▶ _Task instructions_
Return the number of lines that contain the word "ylabel", and return nothing else.

***

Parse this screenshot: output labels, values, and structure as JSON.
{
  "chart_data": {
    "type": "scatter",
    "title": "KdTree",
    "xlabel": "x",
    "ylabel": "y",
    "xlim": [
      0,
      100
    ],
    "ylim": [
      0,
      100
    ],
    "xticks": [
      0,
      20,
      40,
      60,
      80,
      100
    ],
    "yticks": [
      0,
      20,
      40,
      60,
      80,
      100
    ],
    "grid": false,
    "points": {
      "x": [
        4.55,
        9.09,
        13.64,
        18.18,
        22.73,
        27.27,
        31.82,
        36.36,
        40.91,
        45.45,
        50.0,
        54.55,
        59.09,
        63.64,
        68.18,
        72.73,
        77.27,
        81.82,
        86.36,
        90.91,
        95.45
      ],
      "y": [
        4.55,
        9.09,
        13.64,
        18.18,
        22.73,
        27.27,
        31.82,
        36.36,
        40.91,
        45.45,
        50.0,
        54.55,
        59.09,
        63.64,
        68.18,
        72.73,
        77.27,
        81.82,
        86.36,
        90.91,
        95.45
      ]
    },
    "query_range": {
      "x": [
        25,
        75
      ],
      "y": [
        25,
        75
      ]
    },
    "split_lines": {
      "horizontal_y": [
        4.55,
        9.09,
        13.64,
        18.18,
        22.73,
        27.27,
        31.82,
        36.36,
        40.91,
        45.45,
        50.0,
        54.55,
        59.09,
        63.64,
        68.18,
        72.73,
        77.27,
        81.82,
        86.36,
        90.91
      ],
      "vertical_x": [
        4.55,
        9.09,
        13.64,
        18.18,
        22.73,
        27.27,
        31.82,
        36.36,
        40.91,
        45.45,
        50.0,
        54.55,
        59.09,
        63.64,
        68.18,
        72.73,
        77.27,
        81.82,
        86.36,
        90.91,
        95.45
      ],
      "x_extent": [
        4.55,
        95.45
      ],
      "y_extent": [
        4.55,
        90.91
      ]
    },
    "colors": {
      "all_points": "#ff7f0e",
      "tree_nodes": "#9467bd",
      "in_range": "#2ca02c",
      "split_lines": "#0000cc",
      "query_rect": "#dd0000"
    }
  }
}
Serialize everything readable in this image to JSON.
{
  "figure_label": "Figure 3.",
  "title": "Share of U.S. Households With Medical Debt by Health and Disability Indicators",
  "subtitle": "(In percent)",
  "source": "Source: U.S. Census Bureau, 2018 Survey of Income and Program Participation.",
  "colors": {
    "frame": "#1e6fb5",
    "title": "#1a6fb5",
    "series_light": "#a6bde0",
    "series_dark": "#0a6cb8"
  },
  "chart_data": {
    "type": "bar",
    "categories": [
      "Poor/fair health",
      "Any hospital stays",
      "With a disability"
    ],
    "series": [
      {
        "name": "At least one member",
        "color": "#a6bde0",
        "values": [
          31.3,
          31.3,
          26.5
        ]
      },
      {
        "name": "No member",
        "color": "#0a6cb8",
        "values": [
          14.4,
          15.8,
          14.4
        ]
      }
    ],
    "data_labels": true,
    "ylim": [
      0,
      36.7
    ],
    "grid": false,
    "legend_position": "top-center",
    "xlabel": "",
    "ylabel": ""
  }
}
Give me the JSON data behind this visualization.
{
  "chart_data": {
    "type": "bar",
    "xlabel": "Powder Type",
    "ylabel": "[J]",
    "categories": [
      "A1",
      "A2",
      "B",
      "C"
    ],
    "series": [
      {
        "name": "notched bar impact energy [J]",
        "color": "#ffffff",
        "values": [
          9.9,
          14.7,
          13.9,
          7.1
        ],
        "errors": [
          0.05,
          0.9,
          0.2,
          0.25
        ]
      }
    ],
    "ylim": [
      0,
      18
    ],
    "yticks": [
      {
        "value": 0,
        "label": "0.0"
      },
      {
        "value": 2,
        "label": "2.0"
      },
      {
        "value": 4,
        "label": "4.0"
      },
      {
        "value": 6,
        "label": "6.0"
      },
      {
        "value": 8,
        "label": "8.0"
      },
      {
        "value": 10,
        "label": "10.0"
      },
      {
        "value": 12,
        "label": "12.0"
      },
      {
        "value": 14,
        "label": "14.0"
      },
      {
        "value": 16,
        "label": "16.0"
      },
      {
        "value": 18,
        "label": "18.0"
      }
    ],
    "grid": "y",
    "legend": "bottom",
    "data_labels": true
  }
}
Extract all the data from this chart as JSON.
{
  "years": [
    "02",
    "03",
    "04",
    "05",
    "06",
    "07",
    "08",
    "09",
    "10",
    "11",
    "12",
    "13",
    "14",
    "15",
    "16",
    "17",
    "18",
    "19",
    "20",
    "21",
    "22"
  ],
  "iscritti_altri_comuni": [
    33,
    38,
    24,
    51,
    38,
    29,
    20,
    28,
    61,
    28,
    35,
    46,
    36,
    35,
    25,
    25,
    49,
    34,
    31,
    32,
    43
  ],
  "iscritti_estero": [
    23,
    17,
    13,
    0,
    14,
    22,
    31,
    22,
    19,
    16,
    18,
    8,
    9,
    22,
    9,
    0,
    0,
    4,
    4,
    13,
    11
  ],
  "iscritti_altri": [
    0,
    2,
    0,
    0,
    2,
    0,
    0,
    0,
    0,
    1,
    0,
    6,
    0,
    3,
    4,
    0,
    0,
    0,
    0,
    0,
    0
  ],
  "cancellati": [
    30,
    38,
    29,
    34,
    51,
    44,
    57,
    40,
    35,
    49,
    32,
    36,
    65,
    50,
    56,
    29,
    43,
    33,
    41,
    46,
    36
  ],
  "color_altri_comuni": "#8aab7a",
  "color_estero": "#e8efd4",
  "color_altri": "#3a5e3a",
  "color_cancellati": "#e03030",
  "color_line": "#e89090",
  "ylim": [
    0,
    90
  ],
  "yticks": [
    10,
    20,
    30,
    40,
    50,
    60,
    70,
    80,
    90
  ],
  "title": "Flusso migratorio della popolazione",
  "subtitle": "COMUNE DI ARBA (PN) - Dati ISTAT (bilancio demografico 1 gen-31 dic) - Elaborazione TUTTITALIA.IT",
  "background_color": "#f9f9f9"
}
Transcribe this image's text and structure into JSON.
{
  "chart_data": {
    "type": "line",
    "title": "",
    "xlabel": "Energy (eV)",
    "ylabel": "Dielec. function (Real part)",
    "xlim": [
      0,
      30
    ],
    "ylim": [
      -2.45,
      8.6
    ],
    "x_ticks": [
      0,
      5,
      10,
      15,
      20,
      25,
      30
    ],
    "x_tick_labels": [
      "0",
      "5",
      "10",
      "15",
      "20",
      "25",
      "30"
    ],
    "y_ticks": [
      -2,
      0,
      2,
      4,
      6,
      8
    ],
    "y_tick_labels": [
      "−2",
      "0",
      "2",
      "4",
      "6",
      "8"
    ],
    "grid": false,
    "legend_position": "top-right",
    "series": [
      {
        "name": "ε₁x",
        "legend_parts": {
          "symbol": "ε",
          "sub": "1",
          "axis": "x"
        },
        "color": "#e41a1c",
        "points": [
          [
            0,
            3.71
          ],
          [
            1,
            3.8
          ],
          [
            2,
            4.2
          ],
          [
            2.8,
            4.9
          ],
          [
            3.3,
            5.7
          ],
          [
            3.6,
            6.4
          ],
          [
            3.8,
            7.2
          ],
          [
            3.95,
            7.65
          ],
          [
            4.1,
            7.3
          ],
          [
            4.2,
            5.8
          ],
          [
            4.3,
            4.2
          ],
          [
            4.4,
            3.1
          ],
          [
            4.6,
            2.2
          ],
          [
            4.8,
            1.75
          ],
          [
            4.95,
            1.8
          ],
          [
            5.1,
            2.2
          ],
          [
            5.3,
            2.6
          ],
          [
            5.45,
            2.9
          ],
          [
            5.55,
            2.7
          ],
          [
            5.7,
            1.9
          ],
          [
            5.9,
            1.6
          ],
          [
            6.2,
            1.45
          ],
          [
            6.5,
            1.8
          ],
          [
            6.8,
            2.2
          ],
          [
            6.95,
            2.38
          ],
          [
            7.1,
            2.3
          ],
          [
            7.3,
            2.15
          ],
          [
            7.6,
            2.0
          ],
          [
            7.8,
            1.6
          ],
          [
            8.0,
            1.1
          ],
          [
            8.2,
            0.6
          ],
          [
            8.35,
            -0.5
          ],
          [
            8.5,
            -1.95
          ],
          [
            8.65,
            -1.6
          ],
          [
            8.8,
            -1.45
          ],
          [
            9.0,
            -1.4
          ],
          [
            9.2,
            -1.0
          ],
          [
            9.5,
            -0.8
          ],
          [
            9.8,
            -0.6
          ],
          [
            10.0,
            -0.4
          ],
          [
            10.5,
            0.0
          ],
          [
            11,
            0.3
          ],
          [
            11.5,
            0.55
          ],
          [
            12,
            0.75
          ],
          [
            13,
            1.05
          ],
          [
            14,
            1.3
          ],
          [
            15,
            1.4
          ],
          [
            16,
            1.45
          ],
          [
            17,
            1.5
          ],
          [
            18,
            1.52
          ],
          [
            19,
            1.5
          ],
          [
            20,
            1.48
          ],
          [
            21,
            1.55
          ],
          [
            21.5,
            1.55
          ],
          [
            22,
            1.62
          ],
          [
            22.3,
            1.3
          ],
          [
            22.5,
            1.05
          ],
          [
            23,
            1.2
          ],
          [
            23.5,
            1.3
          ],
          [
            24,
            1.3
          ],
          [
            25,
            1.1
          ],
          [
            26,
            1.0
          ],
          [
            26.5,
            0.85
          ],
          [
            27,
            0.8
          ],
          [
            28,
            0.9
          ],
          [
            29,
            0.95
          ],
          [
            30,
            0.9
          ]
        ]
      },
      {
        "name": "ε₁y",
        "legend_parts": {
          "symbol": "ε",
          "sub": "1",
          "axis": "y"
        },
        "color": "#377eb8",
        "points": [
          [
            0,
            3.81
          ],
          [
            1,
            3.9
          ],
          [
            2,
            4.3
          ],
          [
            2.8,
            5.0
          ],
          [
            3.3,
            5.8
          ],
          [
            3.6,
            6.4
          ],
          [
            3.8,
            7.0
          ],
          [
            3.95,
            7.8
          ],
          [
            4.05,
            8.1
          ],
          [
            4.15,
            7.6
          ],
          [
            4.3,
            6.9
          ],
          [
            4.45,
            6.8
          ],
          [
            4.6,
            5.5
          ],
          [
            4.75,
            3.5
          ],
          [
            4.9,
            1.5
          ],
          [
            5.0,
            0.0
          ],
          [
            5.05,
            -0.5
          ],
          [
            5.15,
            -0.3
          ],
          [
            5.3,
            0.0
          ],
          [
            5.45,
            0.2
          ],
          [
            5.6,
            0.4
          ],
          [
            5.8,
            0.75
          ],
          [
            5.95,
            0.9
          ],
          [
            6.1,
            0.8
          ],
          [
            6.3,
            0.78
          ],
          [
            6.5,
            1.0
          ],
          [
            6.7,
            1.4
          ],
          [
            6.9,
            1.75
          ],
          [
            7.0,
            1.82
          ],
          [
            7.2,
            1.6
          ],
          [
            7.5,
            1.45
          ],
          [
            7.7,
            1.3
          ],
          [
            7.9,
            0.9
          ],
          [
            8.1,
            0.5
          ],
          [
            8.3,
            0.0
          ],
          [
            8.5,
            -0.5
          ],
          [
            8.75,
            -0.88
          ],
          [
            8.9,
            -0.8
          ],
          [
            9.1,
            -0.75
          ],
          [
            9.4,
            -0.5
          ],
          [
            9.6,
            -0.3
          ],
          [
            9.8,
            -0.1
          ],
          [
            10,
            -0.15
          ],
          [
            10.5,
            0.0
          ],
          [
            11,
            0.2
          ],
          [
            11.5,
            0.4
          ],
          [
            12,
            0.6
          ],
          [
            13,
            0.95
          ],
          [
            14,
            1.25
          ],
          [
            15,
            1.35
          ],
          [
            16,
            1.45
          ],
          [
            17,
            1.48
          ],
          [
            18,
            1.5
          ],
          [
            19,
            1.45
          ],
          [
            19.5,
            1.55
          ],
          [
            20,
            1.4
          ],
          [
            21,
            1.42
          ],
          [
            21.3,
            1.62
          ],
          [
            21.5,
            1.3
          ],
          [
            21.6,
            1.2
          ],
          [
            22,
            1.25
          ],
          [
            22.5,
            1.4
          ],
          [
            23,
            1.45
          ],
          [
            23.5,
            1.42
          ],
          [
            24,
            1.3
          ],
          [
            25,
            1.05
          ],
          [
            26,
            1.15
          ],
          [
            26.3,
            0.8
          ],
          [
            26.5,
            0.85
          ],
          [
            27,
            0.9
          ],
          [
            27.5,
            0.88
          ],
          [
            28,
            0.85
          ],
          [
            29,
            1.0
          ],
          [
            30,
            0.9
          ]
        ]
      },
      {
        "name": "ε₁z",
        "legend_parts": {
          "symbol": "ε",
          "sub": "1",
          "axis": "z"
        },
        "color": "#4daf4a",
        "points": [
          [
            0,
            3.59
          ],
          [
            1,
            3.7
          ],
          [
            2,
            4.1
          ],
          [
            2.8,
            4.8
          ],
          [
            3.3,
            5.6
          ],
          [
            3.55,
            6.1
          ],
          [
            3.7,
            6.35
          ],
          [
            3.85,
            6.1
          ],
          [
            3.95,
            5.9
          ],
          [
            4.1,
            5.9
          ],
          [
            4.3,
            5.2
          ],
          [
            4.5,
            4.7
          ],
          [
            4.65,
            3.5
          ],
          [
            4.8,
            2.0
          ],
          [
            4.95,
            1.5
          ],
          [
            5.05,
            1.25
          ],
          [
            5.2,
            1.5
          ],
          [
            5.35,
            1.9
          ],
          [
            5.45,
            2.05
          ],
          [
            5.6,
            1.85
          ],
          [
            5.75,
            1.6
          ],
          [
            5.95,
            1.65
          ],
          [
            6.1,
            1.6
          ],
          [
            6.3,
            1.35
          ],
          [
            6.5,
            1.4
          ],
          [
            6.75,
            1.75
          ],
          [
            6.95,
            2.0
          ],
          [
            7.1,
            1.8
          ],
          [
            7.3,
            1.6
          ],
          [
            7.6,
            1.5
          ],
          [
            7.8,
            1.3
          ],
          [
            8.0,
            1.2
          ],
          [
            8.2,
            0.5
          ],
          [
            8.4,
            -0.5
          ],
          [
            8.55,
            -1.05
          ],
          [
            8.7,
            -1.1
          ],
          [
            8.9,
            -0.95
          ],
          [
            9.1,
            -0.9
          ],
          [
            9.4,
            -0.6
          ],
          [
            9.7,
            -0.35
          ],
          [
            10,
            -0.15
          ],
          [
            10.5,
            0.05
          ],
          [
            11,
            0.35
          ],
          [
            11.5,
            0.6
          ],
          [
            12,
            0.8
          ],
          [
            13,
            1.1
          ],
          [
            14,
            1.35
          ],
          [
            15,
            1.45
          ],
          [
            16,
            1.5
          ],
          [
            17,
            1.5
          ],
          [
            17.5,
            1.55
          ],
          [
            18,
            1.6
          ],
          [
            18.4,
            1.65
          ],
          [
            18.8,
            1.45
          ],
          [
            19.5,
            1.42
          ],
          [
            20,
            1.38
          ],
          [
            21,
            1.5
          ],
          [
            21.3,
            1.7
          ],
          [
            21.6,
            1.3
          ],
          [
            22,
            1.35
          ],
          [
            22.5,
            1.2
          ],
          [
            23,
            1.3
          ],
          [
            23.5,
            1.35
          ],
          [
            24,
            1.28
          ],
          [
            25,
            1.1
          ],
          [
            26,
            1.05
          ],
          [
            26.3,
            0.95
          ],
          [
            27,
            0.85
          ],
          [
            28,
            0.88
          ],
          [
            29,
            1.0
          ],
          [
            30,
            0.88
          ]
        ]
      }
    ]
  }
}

***

▶ _Answer to this problem_
4